* **PROBLEM DETAILS**
Repeat the material below word for word and leave out all pictures.

•••

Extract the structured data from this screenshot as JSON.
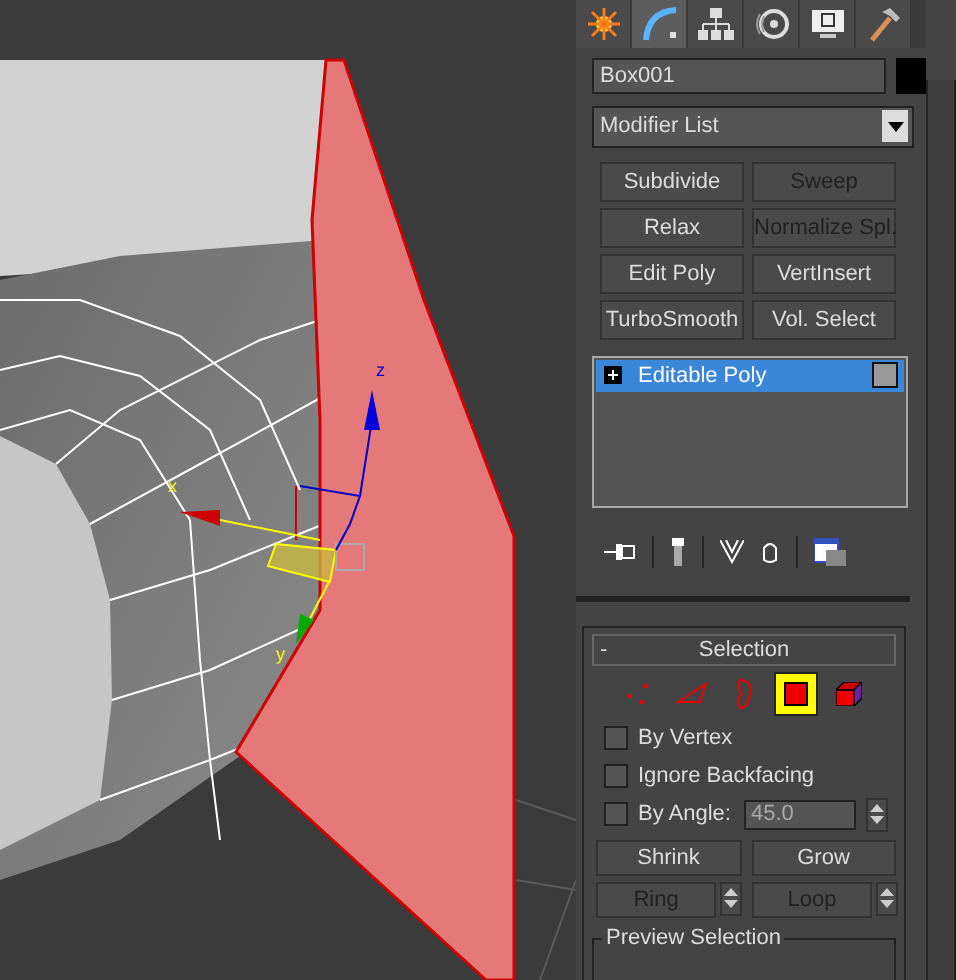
{
  "viewport": {
    "gizmo_labels": [
      "x",
      "y",
      "z"
    ]
  },
  "command_tabs": [
    {
      "kind": "create",
      "selected": false
    },
    {
      "kind": "modify",
      "selected": true
    },
    {
      "kind": "hierarchy",
      "selected": false
    },
    {
      "kind": "motion",
      "selected": false
    },
    {
      "kind": "display",
      "selected": false
    },
    {
      "kind": "utilities",
      "selected": false
    }
  ],
  "object_name": "Box001",
  "modifier_list": "Modifier List",
  "modifier_buttons": [
    {
      "label": "Subdivide",
      "disabled": false
    },
    {
      "label": "Sweep",
      "disabled": true
    },
    {
      "label": "Relax",
      "disabled": false
    },
    {
      "label": "Normalize Spl.",
      "disabled": true
    },
    {
      "label": "Edit Poly",
      "disabled": false
    },
    {
      "label": "VertInsert",
      "disabled": false
    },
    {
      "label": "TurboSmooth",
      "disabled": false
    },
    {
      "label": "Vol. Select",
      "disabled": false
    }
  ],
  "modifier_stack": [
    {
      "label": "Editable Poly",
      "selected": true,
      "expanded": false
    }
  ],
  "selection_rollout": {
    "toggle": "-",
    "title": "Selection",
    "levels": [
      {
        "kind": "vertex",
        "selected": false
      },
      {
        "kind": "edge",
        "selected": false
      },
      {
        "kind": "border",
        "selected": false
      },
      {
        "kind": "polygon",
        "selected": true
      },
      {
        "kind": "element",
        "selected": false
      }
    ],
    "options": [
      {
        "label": "By Vertex",
        "checked": false
      },
      {
        "label": "Ignore Backfacing",
        "checked": false
      },
      {
        "label": "By Angle:",
        "checked": false,
        "value": "45.0"
      }
    ],
    "buttons": [
      "Shrink",
      "Grow"
    ],
    "spinner_buttons": [
      "Ring",
      "Loop"
    ],
    "group_title": "Preview Selection"
  }
}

•••

* **TASK SOLUTION**
Extract the structured data from this screenshot as JSON.
{
  "viewport": {
    "gizmo_labels": [
      "x",
      "y",
      "z"
    ]
  },
  "command_tabs": [
    {
      "kind": "create",
      "selected": false
    },
    {
      "kind": "modify",
      "selected": true
    },
    {
      "kind": "hierarchy",
      "selected": false
    },
    {
      "kind": "motion",
      "selected": false
    },
    {
      "kind": "display",
      "selected": false
    },
    {
      "kind": "utilities",
      "selected": false
    }
  ],
  "object_name": "Box001",
  "modifier_list": "Modifier List",
  "modifier_buttons": [
    {
      "label": "Subdivide",
      "disabled": false
    },
    {
      "label": "Sweep",
      "disabled": true
    },
    {
      "label": "Relax",
      "disabled": false
    },
    {
      "label": "Normalize Spl.",
      "disabled": true
    },
    {
      "label": "Edit Poly",
      "disabled": false
    },
    {
      "label": "VertInsert",
      "disabled": false
    },
    {
      "label": "TurboSmooth",
      "disabled": false
    },
    {
      "label": "Vol. Select",
      "disabled": false
    }
  ],
  "modifier_stack": [
    {
      "label": "Editable Poly",
      "selected": true,
      "expanded": false
    }
  ],
  "selection_rollout": {
    "toggle": "-",
    "title": "Selection",
    "levels": [
      {
        "kind": "vertex",
        "selected": false
      },
      {
        "kind": "edge",
        "selected": false
      },
      {
        "kind": "border",
        "selected": false
      },
      {
        "kind": "polygon",
        "selected": true
      },
      {
        "kind": "element",
        "selected": false
      }
    ],
    "options": [
      {
        "label": "By Vertex",
        "checked": false
      },
      {
        "label": "Ignore Backfacing",
        "checked": false
      },
      {
        "label": "By Angle:",
        "checked": false,
        "value": "45.0"
      }
    ],
    "buttons": [
      "Shrink",
      "Grow"
    ],
    "spinner_buttons": [
      "Ring",
      "Loop"
    ],
    "group_title": "Preview Selection"
  }
}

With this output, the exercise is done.